= Set of tasks =
1. Why, according to the passage on early American breweries, did brewing companies spread westward? Answer in one to three sentences.
2. Count the lines of the entries that contain the string "tick", and reply with that number alone.

= Excerpt provided =
In time, brewing companies flourished. The Dutch West India Company opened the first commercial brewery in New Amsterdam (lower Manhattan) in 1632. In time, as the American population spread westward, brewing companies followed. Milwaukee became the hub of American breweries, many of which were built by German immigrants. The early giants that were running large-scale breweries included Best Brewing, established in the 1840s by Philip Best. Best shipped his beer to Chicago and St. Louis, keeping Illinois and Missouri afloat in suds. Other commercially successfully breweries of the era emerged, including the Miller Brewing Company and the Joseph Schlitz Brewing Company. In 1860, a German soap maker, Eberhard Anheuser, bought a floundering brewery. Anheuser’s daughter married Adolphus Bush, a brewery supplier, and soon after, the Anheuser-Busch brewing company was born in St. Louis. Budweiser was introduced in 1876 and remains one of the top-selling brands and most-recognized name in beer in the world today. The largest breweries of the time brewed beer based on various styles of central Europe. However, the pilsner style, whose recipes included mild hops from Czechoslovakia and rice or corn, became America’s most popular style of beer.

[Layout element annotations]
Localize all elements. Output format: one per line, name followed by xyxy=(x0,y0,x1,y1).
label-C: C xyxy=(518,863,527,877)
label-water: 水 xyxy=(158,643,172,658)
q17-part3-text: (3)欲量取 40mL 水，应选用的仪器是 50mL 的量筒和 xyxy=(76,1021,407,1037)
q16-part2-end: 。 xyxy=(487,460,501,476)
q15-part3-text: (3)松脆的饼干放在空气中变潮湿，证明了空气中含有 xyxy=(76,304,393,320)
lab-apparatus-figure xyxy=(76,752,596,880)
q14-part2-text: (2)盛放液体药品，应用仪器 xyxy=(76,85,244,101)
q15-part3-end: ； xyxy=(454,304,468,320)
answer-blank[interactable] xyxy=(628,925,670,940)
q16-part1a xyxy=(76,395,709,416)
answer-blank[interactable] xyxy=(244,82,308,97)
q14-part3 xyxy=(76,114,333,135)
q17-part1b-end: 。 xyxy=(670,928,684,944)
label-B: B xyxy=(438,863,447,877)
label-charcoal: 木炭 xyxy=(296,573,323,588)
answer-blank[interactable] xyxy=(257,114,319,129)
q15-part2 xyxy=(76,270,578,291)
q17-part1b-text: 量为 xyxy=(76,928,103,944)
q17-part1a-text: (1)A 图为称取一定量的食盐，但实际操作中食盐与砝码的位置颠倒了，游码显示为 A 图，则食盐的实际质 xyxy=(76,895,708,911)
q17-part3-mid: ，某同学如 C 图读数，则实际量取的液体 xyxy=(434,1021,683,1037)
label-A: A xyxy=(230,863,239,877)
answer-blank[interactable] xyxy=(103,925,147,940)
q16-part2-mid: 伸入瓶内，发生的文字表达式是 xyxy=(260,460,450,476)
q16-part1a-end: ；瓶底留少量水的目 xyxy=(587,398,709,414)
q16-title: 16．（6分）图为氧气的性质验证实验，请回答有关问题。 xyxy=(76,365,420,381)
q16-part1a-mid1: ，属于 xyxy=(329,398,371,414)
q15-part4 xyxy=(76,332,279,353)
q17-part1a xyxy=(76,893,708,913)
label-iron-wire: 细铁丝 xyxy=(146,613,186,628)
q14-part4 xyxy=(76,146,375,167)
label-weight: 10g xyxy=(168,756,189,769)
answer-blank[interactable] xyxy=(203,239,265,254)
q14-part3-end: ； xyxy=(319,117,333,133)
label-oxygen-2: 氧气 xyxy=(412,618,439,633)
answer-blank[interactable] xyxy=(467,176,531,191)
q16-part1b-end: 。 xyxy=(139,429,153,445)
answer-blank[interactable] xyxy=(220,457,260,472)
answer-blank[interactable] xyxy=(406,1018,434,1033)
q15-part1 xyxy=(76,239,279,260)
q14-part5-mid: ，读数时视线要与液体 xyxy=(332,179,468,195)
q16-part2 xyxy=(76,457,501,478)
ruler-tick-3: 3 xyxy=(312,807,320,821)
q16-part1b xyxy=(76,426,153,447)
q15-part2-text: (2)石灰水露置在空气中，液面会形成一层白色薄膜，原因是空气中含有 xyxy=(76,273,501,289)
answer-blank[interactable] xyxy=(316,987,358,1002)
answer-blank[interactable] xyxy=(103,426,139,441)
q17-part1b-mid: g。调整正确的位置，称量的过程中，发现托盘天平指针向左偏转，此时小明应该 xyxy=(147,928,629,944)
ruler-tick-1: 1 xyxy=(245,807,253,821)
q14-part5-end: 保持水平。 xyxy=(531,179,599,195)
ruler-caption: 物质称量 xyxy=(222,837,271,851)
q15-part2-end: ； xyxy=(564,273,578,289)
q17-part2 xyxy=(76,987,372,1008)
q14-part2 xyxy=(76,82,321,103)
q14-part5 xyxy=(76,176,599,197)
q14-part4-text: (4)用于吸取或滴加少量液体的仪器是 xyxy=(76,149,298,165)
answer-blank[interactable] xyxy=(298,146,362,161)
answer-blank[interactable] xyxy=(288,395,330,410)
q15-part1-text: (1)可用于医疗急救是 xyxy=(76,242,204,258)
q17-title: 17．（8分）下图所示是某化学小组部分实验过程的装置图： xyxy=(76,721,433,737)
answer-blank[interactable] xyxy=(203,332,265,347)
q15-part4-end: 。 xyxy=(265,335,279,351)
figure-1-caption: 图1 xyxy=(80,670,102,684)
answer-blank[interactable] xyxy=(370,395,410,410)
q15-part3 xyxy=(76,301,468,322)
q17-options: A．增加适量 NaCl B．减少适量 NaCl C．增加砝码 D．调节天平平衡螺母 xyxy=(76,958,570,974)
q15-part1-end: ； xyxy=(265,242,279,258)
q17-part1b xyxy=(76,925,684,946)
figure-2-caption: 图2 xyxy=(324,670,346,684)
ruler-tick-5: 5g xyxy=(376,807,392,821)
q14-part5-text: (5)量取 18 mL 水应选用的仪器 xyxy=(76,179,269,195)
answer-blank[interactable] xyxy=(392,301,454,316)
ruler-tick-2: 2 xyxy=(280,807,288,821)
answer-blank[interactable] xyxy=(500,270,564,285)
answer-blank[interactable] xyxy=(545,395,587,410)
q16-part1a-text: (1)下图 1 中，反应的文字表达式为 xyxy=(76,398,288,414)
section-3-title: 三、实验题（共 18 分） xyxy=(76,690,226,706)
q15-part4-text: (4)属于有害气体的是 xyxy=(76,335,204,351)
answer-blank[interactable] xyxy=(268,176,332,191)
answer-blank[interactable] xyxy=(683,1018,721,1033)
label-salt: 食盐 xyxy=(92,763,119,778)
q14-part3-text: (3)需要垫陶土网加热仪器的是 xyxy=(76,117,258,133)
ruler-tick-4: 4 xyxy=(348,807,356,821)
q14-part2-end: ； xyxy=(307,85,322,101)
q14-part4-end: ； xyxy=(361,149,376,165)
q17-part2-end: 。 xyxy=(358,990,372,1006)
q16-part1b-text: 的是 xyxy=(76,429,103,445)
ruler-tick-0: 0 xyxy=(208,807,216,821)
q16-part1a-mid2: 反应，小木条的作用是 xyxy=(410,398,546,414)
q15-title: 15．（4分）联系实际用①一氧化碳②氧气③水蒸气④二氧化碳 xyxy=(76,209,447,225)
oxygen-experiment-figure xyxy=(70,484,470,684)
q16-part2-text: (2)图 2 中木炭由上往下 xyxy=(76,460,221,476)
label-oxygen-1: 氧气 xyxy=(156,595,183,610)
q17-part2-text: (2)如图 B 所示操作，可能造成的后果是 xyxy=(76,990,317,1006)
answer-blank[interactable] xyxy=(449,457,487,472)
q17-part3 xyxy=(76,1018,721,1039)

= Exercise responses =
1. Brewing companies spread westward because the American population was spreading westward, and the breweries followed it.

2. 6